■ MATERIAL PROVIDED ■
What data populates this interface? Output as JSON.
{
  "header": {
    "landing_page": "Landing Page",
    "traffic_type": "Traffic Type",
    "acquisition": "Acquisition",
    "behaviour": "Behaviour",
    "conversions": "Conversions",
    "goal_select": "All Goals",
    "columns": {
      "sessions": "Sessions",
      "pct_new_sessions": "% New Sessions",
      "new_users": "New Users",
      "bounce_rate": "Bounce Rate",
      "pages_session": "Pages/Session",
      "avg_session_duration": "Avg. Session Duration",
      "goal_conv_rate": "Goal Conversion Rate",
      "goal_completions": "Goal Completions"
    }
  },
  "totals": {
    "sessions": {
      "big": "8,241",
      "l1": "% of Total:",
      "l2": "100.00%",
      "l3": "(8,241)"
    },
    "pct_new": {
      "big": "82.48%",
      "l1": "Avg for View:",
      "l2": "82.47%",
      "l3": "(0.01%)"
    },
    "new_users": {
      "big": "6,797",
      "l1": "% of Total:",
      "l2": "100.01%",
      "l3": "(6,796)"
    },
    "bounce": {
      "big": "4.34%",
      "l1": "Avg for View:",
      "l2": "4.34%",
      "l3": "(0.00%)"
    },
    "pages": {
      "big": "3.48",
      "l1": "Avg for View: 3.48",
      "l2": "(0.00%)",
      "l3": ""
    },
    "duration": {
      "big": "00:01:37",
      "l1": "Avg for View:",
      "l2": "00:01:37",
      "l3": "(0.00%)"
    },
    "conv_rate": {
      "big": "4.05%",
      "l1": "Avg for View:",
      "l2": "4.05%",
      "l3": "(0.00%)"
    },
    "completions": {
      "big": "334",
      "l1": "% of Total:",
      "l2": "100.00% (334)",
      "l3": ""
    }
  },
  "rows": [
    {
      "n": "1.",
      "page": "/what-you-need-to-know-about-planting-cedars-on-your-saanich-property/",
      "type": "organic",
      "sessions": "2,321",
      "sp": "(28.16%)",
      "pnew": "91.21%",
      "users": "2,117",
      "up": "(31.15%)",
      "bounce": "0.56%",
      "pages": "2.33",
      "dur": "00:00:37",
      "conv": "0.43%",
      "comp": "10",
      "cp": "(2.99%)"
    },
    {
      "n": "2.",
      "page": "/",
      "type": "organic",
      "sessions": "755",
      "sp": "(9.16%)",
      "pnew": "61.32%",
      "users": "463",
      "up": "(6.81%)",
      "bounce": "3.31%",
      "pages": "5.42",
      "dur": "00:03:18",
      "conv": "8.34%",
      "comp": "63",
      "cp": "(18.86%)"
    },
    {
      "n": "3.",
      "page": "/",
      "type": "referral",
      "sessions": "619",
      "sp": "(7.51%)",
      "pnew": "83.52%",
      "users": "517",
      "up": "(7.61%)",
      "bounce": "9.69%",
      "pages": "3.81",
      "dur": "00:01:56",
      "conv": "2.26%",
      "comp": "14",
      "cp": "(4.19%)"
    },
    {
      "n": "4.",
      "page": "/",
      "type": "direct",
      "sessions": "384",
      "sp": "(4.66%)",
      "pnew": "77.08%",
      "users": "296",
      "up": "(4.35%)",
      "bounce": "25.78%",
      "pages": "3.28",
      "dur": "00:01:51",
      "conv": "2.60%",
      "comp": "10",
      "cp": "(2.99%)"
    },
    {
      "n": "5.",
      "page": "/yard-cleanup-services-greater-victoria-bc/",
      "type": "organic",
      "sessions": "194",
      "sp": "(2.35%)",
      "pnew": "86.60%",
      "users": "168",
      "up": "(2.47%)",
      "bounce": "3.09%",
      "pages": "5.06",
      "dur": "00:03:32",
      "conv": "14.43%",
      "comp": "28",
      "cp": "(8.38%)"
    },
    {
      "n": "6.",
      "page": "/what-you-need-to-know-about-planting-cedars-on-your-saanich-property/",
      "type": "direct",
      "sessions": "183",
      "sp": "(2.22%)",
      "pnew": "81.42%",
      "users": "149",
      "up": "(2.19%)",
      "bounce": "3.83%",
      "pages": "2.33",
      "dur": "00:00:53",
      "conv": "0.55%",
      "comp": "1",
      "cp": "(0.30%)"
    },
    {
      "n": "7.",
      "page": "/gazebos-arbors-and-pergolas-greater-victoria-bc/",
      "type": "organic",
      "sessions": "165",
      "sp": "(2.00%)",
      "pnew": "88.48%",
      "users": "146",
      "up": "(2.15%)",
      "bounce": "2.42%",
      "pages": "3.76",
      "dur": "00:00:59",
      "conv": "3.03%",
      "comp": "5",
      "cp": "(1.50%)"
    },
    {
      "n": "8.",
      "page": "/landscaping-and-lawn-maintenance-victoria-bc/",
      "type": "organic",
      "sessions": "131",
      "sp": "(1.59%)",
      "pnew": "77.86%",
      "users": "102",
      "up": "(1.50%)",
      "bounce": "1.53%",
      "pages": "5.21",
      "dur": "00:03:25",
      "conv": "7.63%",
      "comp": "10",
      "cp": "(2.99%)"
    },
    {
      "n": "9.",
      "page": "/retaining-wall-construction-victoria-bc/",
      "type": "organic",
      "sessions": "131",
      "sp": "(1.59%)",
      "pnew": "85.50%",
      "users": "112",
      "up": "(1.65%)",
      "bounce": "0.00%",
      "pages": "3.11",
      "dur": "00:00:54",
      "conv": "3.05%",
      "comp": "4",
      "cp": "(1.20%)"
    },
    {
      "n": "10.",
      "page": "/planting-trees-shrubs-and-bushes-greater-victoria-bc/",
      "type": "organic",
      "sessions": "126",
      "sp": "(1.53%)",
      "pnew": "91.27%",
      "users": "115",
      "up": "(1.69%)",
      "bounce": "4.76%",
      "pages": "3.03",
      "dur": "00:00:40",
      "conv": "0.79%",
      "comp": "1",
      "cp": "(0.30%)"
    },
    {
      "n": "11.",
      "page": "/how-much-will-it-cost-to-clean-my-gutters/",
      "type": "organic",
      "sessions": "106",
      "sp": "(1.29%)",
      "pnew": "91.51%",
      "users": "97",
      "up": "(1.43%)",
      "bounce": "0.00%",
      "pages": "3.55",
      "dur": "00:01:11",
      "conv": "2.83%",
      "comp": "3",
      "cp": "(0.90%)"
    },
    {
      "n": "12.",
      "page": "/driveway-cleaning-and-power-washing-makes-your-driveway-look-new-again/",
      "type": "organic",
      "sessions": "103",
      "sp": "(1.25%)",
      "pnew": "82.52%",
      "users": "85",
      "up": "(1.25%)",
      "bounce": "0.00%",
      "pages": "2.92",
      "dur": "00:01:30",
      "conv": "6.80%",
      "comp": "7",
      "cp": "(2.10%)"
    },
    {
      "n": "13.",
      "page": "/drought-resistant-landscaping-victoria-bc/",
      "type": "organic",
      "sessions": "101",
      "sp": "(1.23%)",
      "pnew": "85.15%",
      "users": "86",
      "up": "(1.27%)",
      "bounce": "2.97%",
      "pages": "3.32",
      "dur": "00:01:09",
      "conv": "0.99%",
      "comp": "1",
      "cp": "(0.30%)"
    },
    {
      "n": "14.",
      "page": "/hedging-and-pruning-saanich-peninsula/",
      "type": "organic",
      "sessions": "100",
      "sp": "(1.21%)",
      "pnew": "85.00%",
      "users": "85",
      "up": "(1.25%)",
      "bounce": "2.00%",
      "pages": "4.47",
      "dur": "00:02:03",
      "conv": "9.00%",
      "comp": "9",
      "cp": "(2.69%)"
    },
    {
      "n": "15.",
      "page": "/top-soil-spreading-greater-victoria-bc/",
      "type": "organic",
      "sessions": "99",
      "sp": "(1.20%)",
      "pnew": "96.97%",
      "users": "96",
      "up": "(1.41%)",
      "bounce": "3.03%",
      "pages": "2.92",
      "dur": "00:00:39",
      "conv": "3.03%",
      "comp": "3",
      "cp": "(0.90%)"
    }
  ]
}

■ EXERCISE INSTRUCTIONS ■
Transcribe every entry exactly.

■ THE ANSWER ■
What data populates this interface? Output as JSON.
{
  "header": {
    "landing_page": "Landing Page",
    "traffic_type": "Traffic Type",
    "acquisition": "Acquisition",
    "behaviour": "Behaviour",
    "conversions": "Conversions",
    "goal_select": "All Goals",
    "columns": {
      "sessions": "Sessions",
      "pct_new_sessions": "% New Sessions",
      "new_users": "New Users",
      "bounce_rate": "Bounce Rate",
      "pages_session": "Pages/Session",
      "avg_session_duration": "Avg. Session Duration",
      "goal_conv_rate": "Goal Conversion Rate",
      "goal_completions": "Goal Completions"
    }
  },
  "totals": {
    "sessions": {
      "big": "8,241",
      "l1": "% of Total:",
      "l2": "100.00%",
      "l3": "(8,241)"
    },
    "pct_new": {
      "big": "82.48%",
      "l1": "Avg for View:",
      "l2": "82.47%",
      "l3": "(0.01%)"
    },
    "new_users": {
      "big": "6,797",
      "l1": "% of Total:",
      "l2": "100.01%",
      "l3": "(6,796)"
    },
    "bounce": {
      "big": "4.34%",
      "l1": "Avg for View:",
      "l2": "4.34%",
      "l3": "(0.00%)"
    },
    "pages": {
      "big": "3.48",
      "l1": "Avg for View: 3.48",
      "l2": "(0.00%)",
      "l3": ""
    },
    "duration": {
      "big": "00:01:37",
      "l1": "Avg for View:",
      "l2": "00:01:37",
      "l3": "(0.00%)"
    },
    "conv_rate": {
      "big": "4.05%",
      "l1": "Avg for View:",
      "l2": "4.05%",
      "l3": "(0.00%)"
    },
    "completions": {
      "big": "334",
      "l1": "% of Total:",
      "l2": "100.00% (334)",
      "l3": ""
    }
  },
  "rows": [
    {
      "n": "1.",
      "page": "/what-you-need-to-know-about-planting-cedars-on-your-saanich-property/",
      "type": "organic",
      "sessions": "2,321",
      "sp": "(28.16%)",
      "pnew": "91.21%",
      "users": "2,117",
      "up": "(31.15%)",
      "bounce": "0.56%",
      "pages": "2.33",
      "dur": "00:00:37",
      "conv": "0.43%",
      "comp": "10",
      "cp": "(2.99%)"
    },
    {
      "n": "2.",
      "page": "/",
      "type": "organic",
      "sessions": "755",
      "sp": "(9.16%)",
      "pnew": "61.32%",
      "users": "463",
      "up": "(6.81%)",
      "bounce": "3.31%",
      "pages": "5.42",
      "dur": "00:03:18",
      "conv": "8.34%",
      "comp": "63",
      "cp": "(18.86%)"
    },
    {
      "n": "3.",
      "page": "/",
      "type": "referral",
      "sessions": "619",
      "sp": "(7.51%)",
      "pnew": "83.52%",
      "users": "517",
      "up": "(7.61%)",
      "bounce": "9.69%",
      "pages": "3.81",
      "dur": "00:01:56",
      "conv": "2.26%",
      "comp": "14",
      "cp": "(4.19%)"
    },
    {
      "n": "4.",
      "page": "/",
      "type": "direct",
      "sessions": "384",
      "sp": "(4.66%)",
      "pnew": "77.08%",
      "users": "296",
      "up": "(4.35%)",
      "bounce": "25.78%",
      "pages": "3.28",
      "dur": "00:01:51",
      "conv": "2.60%",
      "comp": "10",
      "cp": "(2.99%)"
    },
    {
      "n": "5.",
      "page": "/yard-cleanup-services-greater-victoria-bc/",
      "type": "organic",
      "sessions": "194",
      "sp": "(2.35%)",
      "pnew": "86.60%",
      "users": "168",
      "up": "(2.47%)",
      "bounce": "3.09%",
      "pages": "5.06",
      "dur": "00:03:32",
      "conv": "14.43%",
      "comp": "28",
      "cp": "(8.38%)"
    },
    {
      "n": "6.",
      "page": "/what-you-need-to-know-about-planting-cedars-on-your-saanich-property/",
      "type": "direct",
      "sessions": "183",
      "sp": "(2.22%)",
      "pnew": "81.42%",
      "users": "149",
      "up": "(2.19%)",
      "bounce": "3.83%",
      "pages": "2.33",
      "dur": "00:00:53",
      "conv": "0.55%",
      "comp": "1",
      "cp": "(0.30%)"
    },
    {
      "n": "7.",
      "page": "/gazebos-arbors-and-pergolas-greater-victoria-bc/",
      "type": "organic",
      "sessions": "165",
      "sp": "(2.00%)",
      "pnew": "88.48%",
      "users": "146",
      "up": "(2.15%)",
      "bounce": "2.42%",
      "pages": "3.76",
      "dur": "00:00:59",
      "conv": "3.03%",
      "comp": "5",
      "cp": "(1.50%)"
    },
    {
      "n": "8.",
      "page": "/landscaping-and-lawn-maintenance-victoria-bc/",
      "type": "organic",
      "sessions": "131",
      "sp": "(1.59%)",
      "pnew": "77.86%",
      "users": "102",
      "up": "(1.50%)",
      "bounce": "1.53%",
      "pages": "5.21",
      "dur": "00:03:25",
      "conv": "7.63%",
      "comp": "10",
      "cp": "(2.99%)"
    },
    {
      "n": "9.",
      "page": "/retaining-wall-construction-victoria-bc/",
      "type": "organic",
      "sessions": "131",
      "sp": "(1.59%)",
      "pnew": "85.50%",
      "users": "112",
      "up": "(1.65%)",
      "bounce": "0.00%",
      "pages": "3.11",
      "dur": "00:00:54",
      "conv": "3.05%",
      "comp": "4",
      "cp": "(1.20%)"
    },
    {
      "n": "10.",
      "page": "/planting-trees-shrubs-and-bushes-greater-victoria-bc/",
      "type": "organic",
      "sessions": "126",
      "sp": "(1.53%)",
      "pnew": "91.27%",
      "users": "115",
      "up": "(1.69%)",
      "bounce": "4.76%",
      "pages": "3.03",
      "dur": "00:00:40",
      "conv": "0.79%",
      "comp": "1",
      "cp": "(0.30%)"
    },
    {
      "n": "11.",
      "page": "/how-much-will-it-cost-to-clean-my-gutters/",
      "type": "organic",
      "sessions": "106",
      "sp": "(1.29%)",
      "pnew": "91.51%",
      "users": "97",
      "up": "(1.43%)",
      "bounce": "0.00%",
      "pages": "3.55",
      "dur": "00:01:11",
      "conv": "2.83%",
      "comp": "3",
      "cp": "(0.90%)"
    },
    {
      "n": "12.",
      "page": "/driveway-cleaning-and-power-washing-makes-your-driveway-look-new-again/",
      "type": "organic",
      "sessions": "103",
      "sp": "(1.25%)",
      "pnew": "82.52%",
      "users": "85",
      "up": "(1.25%)",
      "bounce": "0.00%",
      "pages": "2.92",
      "dur": "00:01:30",
      "conv": "6.80%",
      "comp": "7",
      "cp": "(2.10%)"
    },
    {
      "n": "13.",
      "page": "/drought-resistant-landscaping-victoria-bc/",
      "type": "organic",
      "sessions": "101",
      "sp": "(1.23%)",
      "pnew": "85.15%",
      "users": "86",
      "up": "(1.27%)",
      "bounce": "2.97%",
      "pages": "3.32",
      "dur": "00:01:09",
      "conv": "0.99%",
      "comp": "1",
      "cp": "(0.30%)"
    },
    {
      "n": "14.",
      "page": "/hedging-and-pruning-saanich-peninsula/",
      "type": "organic",
      "sessions": "100",
      "sp": "(1.21%)",
      "pnew": "85.00%",
      "users": "85",
      "up": "(1.25%)",
      "bounce": "2.00%",
      "pages": "4.47",
      "dur": "00:02:03",
      "conv": "9.00%",
      "comp": "9",
      "cp": "(2.69%)"
    },
    {
      "n": "15.",
      "page": "/top-soil-spreading-greater-victoria-bc/",
      "type": "organic",
      "sessions": "99",
      "sp": "(1.20%)",
      "pnew": "96.97%",
      "users": "96",
      "up": "(1.41%)",
      "bounce": "3.03%",
      "pages": "2.92",
      "dur": "00:00:39",
      "conv": "3.03%",
      "comp": "3",
      "cp": "(0.90%)"
    }
  ]
}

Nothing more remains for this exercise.